= DIRECTIVE =
Scan the entries below. List each line with "series".

= DATA FOR THIS TASK =
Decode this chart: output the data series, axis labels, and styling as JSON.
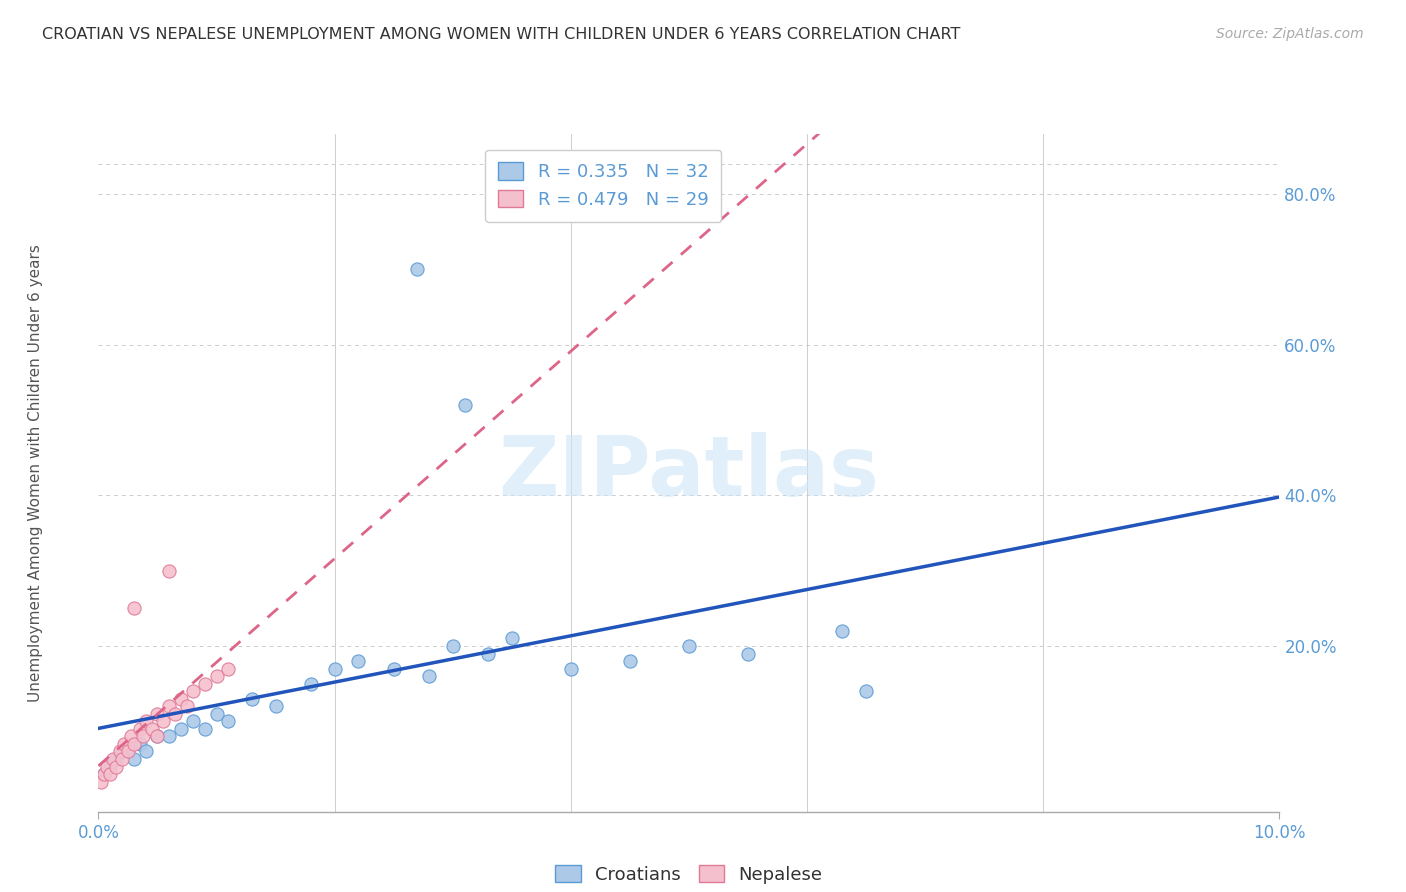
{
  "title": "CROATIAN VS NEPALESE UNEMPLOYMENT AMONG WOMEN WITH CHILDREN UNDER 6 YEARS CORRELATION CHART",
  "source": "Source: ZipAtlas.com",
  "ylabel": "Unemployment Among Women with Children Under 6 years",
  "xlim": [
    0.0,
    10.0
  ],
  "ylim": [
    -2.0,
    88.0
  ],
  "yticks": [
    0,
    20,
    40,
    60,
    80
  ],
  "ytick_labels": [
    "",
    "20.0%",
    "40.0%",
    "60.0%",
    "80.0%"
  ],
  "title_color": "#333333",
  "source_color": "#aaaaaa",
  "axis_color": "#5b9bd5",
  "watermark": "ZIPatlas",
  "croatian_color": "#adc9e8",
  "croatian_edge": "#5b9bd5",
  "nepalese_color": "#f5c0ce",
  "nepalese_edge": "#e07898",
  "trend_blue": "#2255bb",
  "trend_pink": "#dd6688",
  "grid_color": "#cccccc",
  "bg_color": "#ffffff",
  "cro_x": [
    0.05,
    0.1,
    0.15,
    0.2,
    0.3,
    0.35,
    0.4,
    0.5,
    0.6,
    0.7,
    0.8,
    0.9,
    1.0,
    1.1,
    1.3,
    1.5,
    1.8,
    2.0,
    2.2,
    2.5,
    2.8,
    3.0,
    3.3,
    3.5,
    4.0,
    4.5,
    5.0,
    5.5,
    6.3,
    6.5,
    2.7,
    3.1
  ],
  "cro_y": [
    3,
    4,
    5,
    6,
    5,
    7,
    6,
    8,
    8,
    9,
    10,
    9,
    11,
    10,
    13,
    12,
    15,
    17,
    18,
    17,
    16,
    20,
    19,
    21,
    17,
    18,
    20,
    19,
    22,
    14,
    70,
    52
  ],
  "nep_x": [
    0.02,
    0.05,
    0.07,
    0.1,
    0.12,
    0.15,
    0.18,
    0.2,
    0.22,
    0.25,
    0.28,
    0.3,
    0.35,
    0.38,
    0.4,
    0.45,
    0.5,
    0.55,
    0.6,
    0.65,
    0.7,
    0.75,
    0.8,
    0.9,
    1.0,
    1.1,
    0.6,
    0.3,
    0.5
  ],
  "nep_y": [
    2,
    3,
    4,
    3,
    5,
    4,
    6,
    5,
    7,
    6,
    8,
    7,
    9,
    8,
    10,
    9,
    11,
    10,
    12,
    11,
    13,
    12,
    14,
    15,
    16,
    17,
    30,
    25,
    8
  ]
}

...

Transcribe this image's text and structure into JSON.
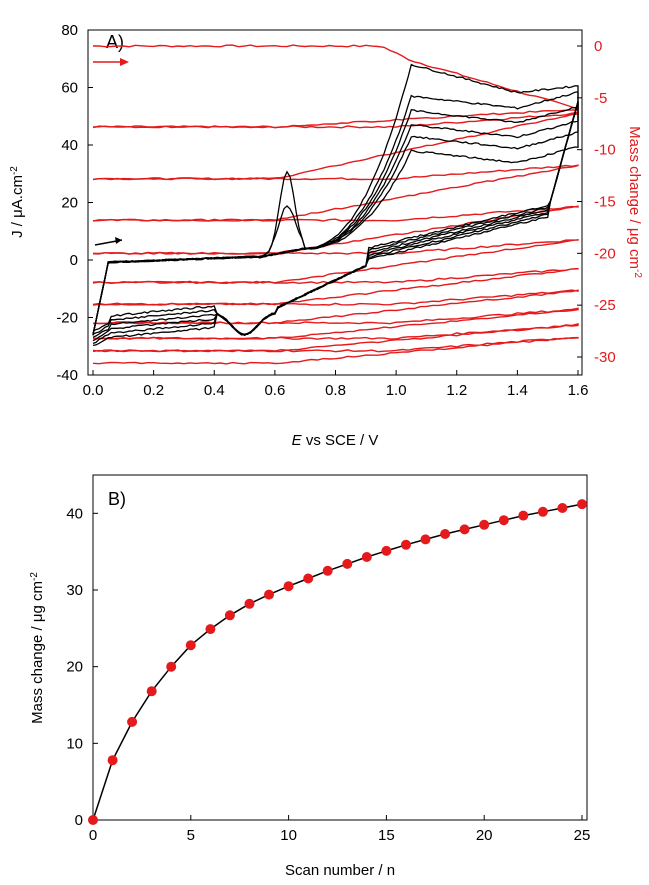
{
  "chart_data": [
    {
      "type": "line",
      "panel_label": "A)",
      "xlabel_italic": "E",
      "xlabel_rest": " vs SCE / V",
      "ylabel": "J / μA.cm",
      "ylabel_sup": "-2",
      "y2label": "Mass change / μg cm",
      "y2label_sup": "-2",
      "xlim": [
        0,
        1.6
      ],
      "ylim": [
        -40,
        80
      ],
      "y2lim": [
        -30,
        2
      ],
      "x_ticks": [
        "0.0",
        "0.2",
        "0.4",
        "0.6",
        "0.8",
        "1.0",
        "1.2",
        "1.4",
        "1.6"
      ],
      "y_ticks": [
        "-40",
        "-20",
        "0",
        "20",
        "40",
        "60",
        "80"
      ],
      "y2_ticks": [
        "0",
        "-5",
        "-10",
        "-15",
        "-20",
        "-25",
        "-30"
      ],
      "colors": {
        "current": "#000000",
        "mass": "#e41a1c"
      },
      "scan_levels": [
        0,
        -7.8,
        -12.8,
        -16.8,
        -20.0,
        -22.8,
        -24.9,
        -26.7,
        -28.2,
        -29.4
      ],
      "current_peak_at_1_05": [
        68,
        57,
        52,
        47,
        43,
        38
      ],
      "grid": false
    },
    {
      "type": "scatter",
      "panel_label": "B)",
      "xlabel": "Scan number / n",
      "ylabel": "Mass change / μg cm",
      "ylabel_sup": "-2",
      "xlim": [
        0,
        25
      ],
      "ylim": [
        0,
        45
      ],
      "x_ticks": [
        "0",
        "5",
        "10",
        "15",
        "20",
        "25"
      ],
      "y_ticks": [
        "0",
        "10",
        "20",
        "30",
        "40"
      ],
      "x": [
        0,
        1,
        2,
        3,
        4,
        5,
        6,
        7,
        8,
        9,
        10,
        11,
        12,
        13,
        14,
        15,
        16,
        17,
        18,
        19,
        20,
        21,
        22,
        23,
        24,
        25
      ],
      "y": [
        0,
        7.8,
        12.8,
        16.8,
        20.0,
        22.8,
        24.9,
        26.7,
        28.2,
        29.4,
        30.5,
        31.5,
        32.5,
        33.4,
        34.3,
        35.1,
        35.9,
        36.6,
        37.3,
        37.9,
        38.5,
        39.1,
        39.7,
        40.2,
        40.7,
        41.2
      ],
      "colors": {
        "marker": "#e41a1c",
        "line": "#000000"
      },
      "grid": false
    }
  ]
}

---

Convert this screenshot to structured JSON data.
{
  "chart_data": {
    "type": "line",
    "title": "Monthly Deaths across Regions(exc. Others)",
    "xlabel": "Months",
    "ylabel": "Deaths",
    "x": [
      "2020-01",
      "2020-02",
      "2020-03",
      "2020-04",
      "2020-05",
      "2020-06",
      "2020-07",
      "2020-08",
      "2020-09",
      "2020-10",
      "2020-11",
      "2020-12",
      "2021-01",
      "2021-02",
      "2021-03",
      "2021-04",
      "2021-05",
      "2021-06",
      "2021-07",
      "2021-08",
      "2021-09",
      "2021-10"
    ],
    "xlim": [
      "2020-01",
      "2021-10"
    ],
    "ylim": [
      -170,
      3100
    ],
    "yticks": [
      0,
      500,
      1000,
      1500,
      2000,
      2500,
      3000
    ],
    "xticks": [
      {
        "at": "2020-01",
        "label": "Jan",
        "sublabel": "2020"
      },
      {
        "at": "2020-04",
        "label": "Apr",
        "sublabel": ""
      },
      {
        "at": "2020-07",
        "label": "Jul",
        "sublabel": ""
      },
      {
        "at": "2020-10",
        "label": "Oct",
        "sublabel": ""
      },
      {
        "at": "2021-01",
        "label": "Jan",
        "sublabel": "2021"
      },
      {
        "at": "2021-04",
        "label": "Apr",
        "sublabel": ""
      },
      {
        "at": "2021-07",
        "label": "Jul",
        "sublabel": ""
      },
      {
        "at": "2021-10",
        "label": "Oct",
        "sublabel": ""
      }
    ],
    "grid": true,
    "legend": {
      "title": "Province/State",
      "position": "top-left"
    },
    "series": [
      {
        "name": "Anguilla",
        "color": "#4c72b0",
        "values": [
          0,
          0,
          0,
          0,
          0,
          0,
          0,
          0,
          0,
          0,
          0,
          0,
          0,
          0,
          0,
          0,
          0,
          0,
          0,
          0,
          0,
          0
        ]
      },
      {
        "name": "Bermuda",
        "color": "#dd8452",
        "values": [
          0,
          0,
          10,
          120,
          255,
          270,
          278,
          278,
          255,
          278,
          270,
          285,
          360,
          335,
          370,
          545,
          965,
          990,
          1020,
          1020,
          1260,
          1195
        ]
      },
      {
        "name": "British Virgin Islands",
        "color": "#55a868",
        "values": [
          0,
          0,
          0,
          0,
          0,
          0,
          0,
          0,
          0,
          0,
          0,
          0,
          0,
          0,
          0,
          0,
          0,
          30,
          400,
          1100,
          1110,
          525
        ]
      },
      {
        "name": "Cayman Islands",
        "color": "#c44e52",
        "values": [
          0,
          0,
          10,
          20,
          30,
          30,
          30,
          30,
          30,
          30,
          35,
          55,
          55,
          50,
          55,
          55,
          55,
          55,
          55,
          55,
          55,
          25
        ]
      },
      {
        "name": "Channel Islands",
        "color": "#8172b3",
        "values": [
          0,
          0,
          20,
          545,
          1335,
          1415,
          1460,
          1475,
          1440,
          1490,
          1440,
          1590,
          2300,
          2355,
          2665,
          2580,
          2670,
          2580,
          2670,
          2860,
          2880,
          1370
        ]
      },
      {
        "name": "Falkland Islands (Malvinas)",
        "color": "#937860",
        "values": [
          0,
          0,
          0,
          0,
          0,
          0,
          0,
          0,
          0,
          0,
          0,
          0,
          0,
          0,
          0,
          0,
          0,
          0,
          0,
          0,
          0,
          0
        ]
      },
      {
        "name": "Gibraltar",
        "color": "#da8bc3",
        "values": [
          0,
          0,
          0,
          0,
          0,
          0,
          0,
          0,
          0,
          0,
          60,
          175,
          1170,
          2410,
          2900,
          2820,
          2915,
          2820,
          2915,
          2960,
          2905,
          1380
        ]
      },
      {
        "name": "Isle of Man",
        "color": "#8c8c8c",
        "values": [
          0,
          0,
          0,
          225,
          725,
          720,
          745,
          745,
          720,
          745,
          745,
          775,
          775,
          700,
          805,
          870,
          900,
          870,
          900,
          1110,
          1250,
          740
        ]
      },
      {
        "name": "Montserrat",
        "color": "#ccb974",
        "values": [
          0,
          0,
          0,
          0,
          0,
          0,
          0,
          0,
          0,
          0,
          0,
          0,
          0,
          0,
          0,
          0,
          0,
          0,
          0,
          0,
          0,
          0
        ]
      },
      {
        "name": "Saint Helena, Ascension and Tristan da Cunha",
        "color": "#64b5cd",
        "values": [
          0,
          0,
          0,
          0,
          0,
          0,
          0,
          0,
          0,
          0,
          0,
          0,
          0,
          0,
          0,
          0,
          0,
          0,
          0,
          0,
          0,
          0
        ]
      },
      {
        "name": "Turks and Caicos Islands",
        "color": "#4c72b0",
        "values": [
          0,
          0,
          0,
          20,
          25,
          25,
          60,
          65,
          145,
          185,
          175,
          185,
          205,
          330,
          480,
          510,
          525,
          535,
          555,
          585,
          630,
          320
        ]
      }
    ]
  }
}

= RESULT FOR THIS TASK =
Decode this chart: output the data series, axis labels, and styling as JSON.
    "series": [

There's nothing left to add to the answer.